- WHAT IS REQUIRED
Check each line of the material below for "speed", then copy the ones that contain it.

--- SUPPLIED DATA ---

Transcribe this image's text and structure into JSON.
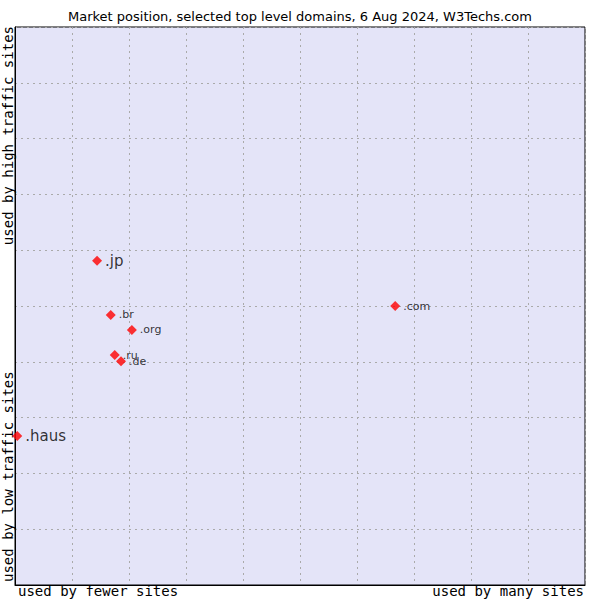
{
  "chart_data": {
    "type": "scatter",
    "title": "Market position, selected top level domains, 6 Aug 2024, W3Techs.com",
    "x_labels": [
      "used by fewer sites",
      "used by many sites"
    ],
    "y_labels": [
      "used by low traffic sites",
      "used by high traffic sites"
    ],
    "xlim": [
      0,
      10
    ],
    "xticks": [
      0,
      1,
      2,
      3,
      4,
      5,
      6,
      7,
      8,
      9,
      10
    ],
    "ylim": [
      0,
      10
    ],
    "yticks": [
      0,
      1,
      2,
      3,
      4,
      5,
      6,
      7,
      8,
      9,
      10
    ],
    "grid": true,
    "tick_labels": false,
    "series": [
      {
        "color": "#ff0000",
        "marker": "diamond",
        "labels": [
          ".jp",
          ".haus"
        ],
        "x": [
          1.44,
          0.04
        ],
        "values": [
          5.81,
          2.67
        ]
      },
      {
        "color": "#ff0000",
        "marker": "diamond",
        "labels": [
          ".com",
          ".br",
          ".org",
          ".ru",
          ".de"
        ],
        "x": [
          6.67,
          1.68,
          2.05,
          1.75,
          1.86
        ],
        "values": [
          5.0,
          4.84,
          4.57,
          4.12,
          4.01
        ]
      }
    ]
  }
}
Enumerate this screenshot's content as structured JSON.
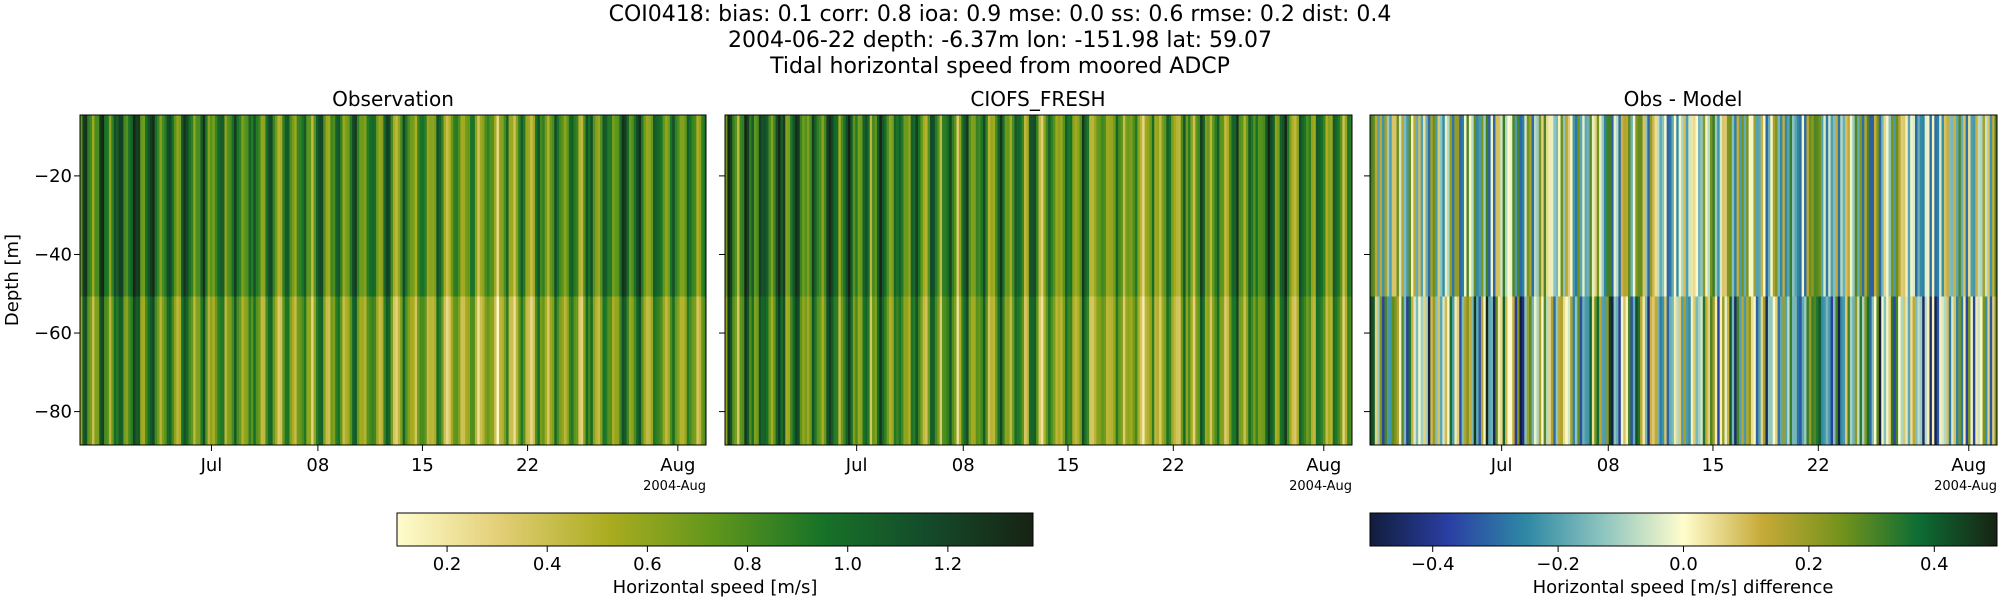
{
  "header": {
    "line1": "COI0418: bias: 0.1  corr: 0.8  ioa: 0.9  mse: 0.0  ss: 0.6  rmse: 0.2  dist: 0.4",
    "line2": "2004-06-22 depth: -6.37m lon: -151.98 lat: 59.07",
    "line3": "Tidal horizontal speed from moored ADCP"
  },
  "chart_data": [
    {
      "type": "heatmap",
      "title": "Observation",
      "ylabel": "Depth [m]",
      "x_ticks": [
        "Jul",
        "08",
        "15",
        "22",
        "Aug"
      ],
      "x_offset_label": "2004-Aug",
      "y_ticks": [
        -20,
        -40,
        -60,
        -80
      ],
      "ylim": [
        -88.5,
        -4.5
      ],
      "colorbar": {
        "label": "Horizontal speed [m/s]",
        "range": [
          0.1,
          1.37
        ],
        "ticks": [
          "0.2",
          "0.4",
          "0.6",
          "0.8",
          "1.0",
          "1.2"
        ],
        "colormap": "speed"
      }
    },
    {
      "type": "heatmap",
      "title": "CIOFS_FRESH",
      "x_ticks": [
        "Jul",
        "08",
        "15",
        "22",
        "Aug"
      ],
      "x_offset_label": "2004-Aug",
      "ylim": [
        -88.5,
        -4.5
      ],
      "colorbar": {
        "label": "Horizontal speed [m/s]",
        "range": [
          0.1,
          1.37
        ],
        "colormap": "speed"
      }
    },
    {
      "type": "heatmap",
      "title": "Obs - Model",
      "x_ticks": [
        "Jul",
        "08",
        "15",
        "22",
        "Aug"
      ],
      "x_offset_label": "2004-Aug",
      "ylim": [
        -88.5,
        -4.5
      ],
      "colorbar": {
        "label": "Horizontal speed [m/s] difference",
        "range": [
          -0.5,
          0.5
        ],
        "ticks": [
          "−0.4",
          "−0.2",
          "0.0",
          "0.2",
          "0.4"
        ],
        "colormap": "delta"
      }
    }
  ],
  "colors": {
    "speed": [
      "#fffdcd",
      "#e1cd73",
      "#aaac20",
      "#5f961c",
      "#187328",
      "#144b2a",
      "#172313"
    ],
    "delta": [
      "#111d3c",
      "#2a3fa3",
      "#2f89a5",
      "#90c6bf",
      "#fffdcd",
      "#c7aa38",
      "#75931c",
      "#0d6d34",
      "#172313"
    ]
  }
}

---

- EXPECTED ANSWER
    "line3": "Tidal horizontal speed from moored ADCP"
        "label": "Horizontal speed [m/s]",
        "colormap": "speed"
        "label": "Horizontal speed [m/s]",
        "colormap": "speed"
        "label": "Horizontal speed [m/s] difference",
    "speed": [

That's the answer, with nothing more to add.